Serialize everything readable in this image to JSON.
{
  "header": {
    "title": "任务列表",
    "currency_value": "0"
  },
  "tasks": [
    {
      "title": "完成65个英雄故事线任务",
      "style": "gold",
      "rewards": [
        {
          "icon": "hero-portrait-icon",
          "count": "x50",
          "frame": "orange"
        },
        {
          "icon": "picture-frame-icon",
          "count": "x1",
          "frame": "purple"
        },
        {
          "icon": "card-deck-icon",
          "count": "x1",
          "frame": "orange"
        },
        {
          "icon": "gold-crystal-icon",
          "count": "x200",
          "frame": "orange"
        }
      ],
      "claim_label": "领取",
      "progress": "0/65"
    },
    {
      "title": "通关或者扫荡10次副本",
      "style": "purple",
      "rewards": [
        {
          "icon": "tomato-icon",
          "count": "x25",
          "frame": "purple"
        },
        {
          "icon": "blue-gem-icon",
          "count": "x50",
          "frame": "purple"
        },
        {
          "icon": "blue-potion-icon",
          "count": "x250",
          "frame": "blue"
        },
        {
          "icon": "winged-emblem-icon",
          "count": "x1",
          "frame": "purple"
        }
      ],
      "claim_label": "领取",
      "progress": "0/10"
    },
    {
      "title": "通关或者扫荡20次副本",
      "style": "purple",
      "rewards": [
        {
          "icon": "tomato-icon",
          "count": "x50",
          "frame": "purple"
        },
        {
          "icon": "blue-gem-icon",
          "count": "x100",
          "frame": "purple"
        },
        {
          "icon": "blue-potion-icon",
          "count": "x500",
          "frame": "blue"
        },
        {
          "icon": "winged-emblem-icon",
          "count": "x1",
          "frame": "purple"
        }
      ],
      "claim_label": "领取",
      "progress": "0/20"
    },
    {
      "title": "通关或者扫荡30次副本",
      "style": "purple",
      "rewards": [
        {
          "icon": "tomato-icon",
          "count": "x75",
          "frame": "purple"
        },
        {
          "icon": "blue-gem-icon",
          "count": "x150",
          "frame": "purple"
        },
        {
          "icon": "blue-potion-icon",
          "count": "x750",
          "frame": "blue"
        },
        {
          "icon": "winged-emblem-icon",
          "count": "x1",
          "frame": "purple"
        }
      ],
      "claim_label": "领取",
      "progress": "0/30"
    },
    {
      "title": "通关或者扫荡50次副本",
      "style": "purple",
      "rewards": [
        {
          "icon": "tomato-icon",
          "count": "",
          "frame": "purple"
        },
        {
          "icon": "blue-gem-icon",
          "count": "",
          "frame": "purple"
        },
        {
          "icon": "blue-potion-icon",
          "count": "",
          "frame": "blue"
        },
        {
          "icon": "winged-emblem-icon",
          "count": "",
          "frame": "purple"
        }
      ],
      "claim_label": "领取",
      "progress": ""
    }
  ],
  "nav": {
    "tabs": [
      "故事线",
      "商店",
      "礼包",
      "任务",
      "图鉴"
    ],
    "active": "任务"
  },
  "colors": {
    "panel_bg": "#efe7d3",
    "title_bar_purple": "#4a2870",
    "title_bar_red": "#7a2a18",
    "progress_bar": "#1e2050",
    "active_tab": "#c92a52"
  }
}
+===+
**WHAT NEEDS TO BE DONE:** Extract all of the material exactly as it is written.

**ANSWER:**
Serialize everything readable in this image to JSON.
{
  "header": {
    "title": "任务列表",
    "currency_value": "0"
  },
  "tasks": [
    {
      "title": "完成65个英雄故事线任务",
      "style": "gold",
      "rewards": [
        {
          "icon": "hero-portrait-icon",
          "count": "x50",
          "frame": "orange"
        },
        {
          "icon": "picture-frame-icon",
          "count": "x1",
          "frame": "purple"
        },
        {
          "icon": "card-deck-icon",
          "count": "x1",
          "frame": "orange"
        },
        {
          "icon": "gold-crystal-icon",
          "count": "x200",
          "frame": "orange"
        }
      ],
      "claim_label": "领取",
      "progress": "0/65"
    },
    {
      "title": "通关或者扫荡10次副本",
      "style": "purple",
      "rewards": [
        {
          "icon": "tomato-icon",
          "count": "x25",
          "frame": "purple"
        },
        {
          "icon": "blue-gem-icon",
          "count": "x50",
          "frame": "purple"
        },
        {
          "icon": "blue-potion-icon",
          "count": "x250",
          "frame": "blue"
        },
        {
          "icon": "winged-emblem-icon",
          "count": "x1",
          "frame": "purple"
        }
      ],
      "claim_label": "领取",
      "progress": "0/10"
    },
    {
      "title": "通关或者扫荡20次副本",
      "style": "purple",
      "rewards": [
        {
          "icon": "tomato-icon",
          "count": "x50",
          "frame": "purple"
        },
        {
          "icon": "blue-gem-icon",
          "count": "x100",
          "frame": "purple"
        },
        {
          "icon": "blue-potion-icon",
          "count": "x500",
          "frame": "blue"
        },
        {
          "icon": "winged-emblem-icon",
          "count": "x1",
          "frame": "purple"
        }
      ],
      "claim_label": "领取",
      "progress": "0/20"
    },
    {
      "title": "通关或者扫荡30次副本",
      "style": "purple",
      "rewards": [
        {
          "icon": "tomato-icon",
          "count": "x75",
          "frame": "purple"
        },
        {
          "icon": "blue-gem-icon",
          "count": "x150",
          "frame": "purple"
        },
        {
          "icon": "blue-potion-icon",
          "count": "x750",
          "frame": "blue"
        },
        {
          "icon": "winged-emblem-icon",
          "count": "x1",
          "frame": "purple"
        }
      ],
      "claim_label": "领取",
      "progress": "0/30"
    },
    {
      "title": "通关或者扫荡50次副本",
      "style": "purple",
      "rewards": [
        {
          "icon": "tomato-icon",
          "count": "",
          "frame": "purple"
        },
        {
          "icon": "blue-gem-icon",
          "count": "",
          "frame": "purple"
        },
        {
          "icon": "blue-potion-icon",
          "count": "",
          "frame": "blue"
        },
        {
          "icon": "winged-emblem-icon",
          "count": "",
          "frame": "purple"
        }
      ],
      "claim_label": "领取",
      "progress": ""
    }
  ],
  "nav": {
    "tabs": [
      "故事线",
      "商店",
      "礼包",
      "任务",
      "图鉴"
    ],
    "active": "任务"
  },
  "colors": {
    "panel_bg": "#efe7d3",
    "title_bar_purple": "#4a2870",
    "title_bar_red": "#7a2a18",
    "progress_bar": "#1e2050",
    "active_tab": "#c92a52"
  }
}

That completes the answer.